___ Entries supplied

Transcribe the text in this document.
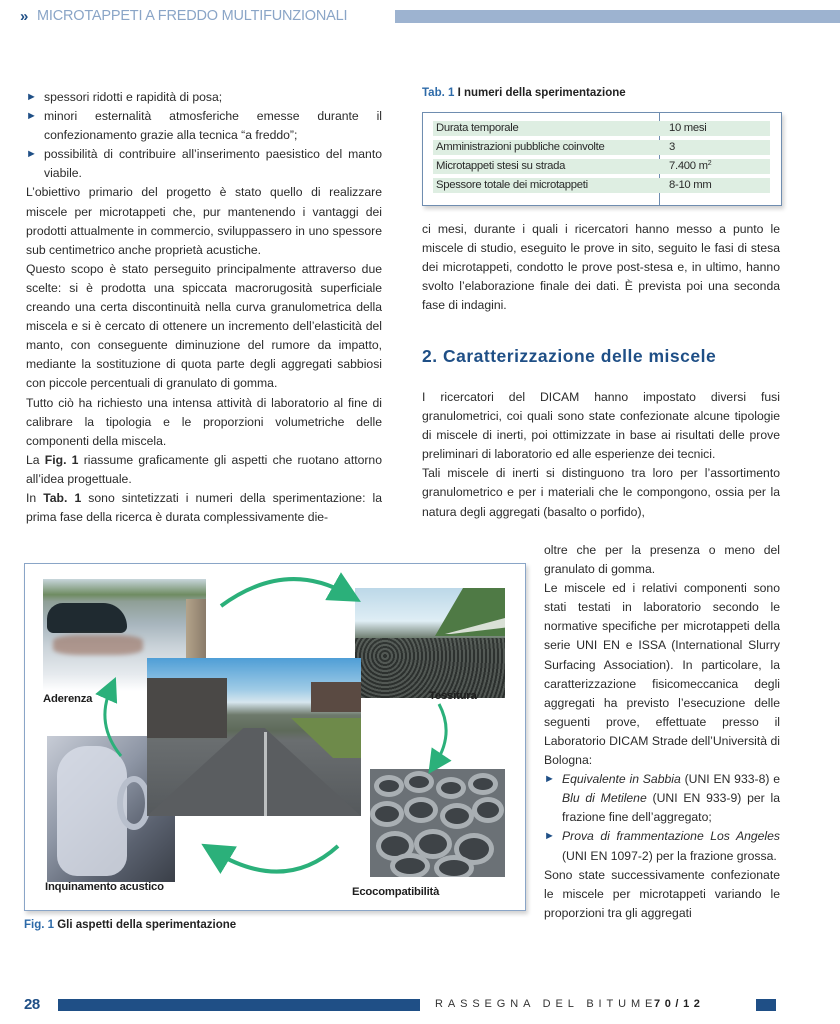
» MICROTAPPETI A FREDDO MULTIFUNZIONALI
► spessori ridotti e rapidità di posa;
► minori esternalità atmosferiche emesse durante il confezionamento grazie alla tecnica “a freddo”;
► possibilità di contribuire all’inserimento paesistico del manto viabile.

L’obiettivo primario del progetto è stato quello di realizzare miscele per microtappeti che, pur mantenendo i vantaggi dei prodotti attualmente in commercio, sviluppassero in uno spessore sub centimetrico anche proprietà acustiche.

Questo scopo è stato perseguito principalmente attraverso due scelte: si è prodotta una spiccata macrorugosità superficiale creando una certa discontinuità nella curva granulometrica della miscela e si è cercato di ottenere un incremento dell’elasticità del manto, con conseguente diminuzione del rumore da impatto, mediante la sostituzione di quota parte degli aggregati sabbiosi con piccole percentuali di granulato di gomma.

Tutto ciò ha richiesto una intensa attività di laboratorio al fine di calibrare la tipologia e le proporzioni volumetriche delle componenti della miscela.

La Fig. 1 riassume graficamente gli aspetti che ruotano attorno all’idea progettuale.

In Tab. 1 sono sintetizzati i numeri della sperimentazione: la prima fase della ricerca è durata complessivamente die-

Tab. 1 I numeri della sperimentazione
Durata temporale	10 mesi
Amministrazioni pubbliche coinvolte	3
Microtappeti stesi su strada	7.400 $m^2$
Spessore totale dei microtappeti	8-10 mm

ci mesi, durante i quali i ricercatori hanno messo a punto le miscele di studio, eseguito le prove in sito, seguito le fasi di stesa dei microtappeti, condotto le prove post-stesa e, in ultimo, hanno svolto l’elaborazione finale dei dati. È prevista poi una seconda fase di indagini.

2. Caratterizzazione delle miscele

I ricercatori del DICAM hanno impostato diversi fusi granulometrici, coi quali sono state confezionate alcune tipologie di miscele di inerti, poi ottimizzate in base ai risultati delle prove preliminari di laboratorio ed alle esperienze dei tecnici.

Tali miscele di inerti si distinguono tra loro per l’assortimento granulometrico e per i materiali che le compongono, ossia per la natura degli aggregati (basalto o porfido),

oltre che per la presenza o meno del granulato di gomma.

Le miscele ed i relativi componenti sono stati testati in laboratorio secondo le normative specifiche per microtappeti della serie UNI EN e ISSA (International Slurry Surfacing Association). In particolare, la caratterizzazione fisicomeccanica degli aggregati ha previsto l’esecuzione delle seguenti prove, effettuate presso il Laboratorio DICAM Strade dell’Università di Bologna:

► Equivalente in Sabbia (UNI EN 933-8) e Blu di Metilene (UNI EN 933-9) per la frazione fine dell’aggregato;
► Prova di frammentazione Los Angeles (UNI EN 1097-2) per la frazione grossa.

Sono state successivamente confezionate le miscele per microtappeti variando le proporzioni tra gli aggregati

Aderenza	Tessitura
Inquinamento acustico	Ecocompatibilità
Fig. 1 Gli aspetti della sperimentazione
28	RASSEGNA DEL BITUME
70/12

______

--- Exercise instructions ---
Gather all lines with the string "fase" from the data.

--- Answer ---
In Tab. 1 sono sintetizzati i numeri della sperimentazione: la prima fase della ricerca è durata complessivamente die-
ci mesi, durante i quali i ricercatori hanno messo a punto le miscele di studio, eseguito le prove in sito, seguito le fasi di stesa dei microtappeti, condotto le prove post-stesa e, in ultimo, hanno svolto l’elaborazione finale dei dati. È prevista poi una seconda fase di indagini.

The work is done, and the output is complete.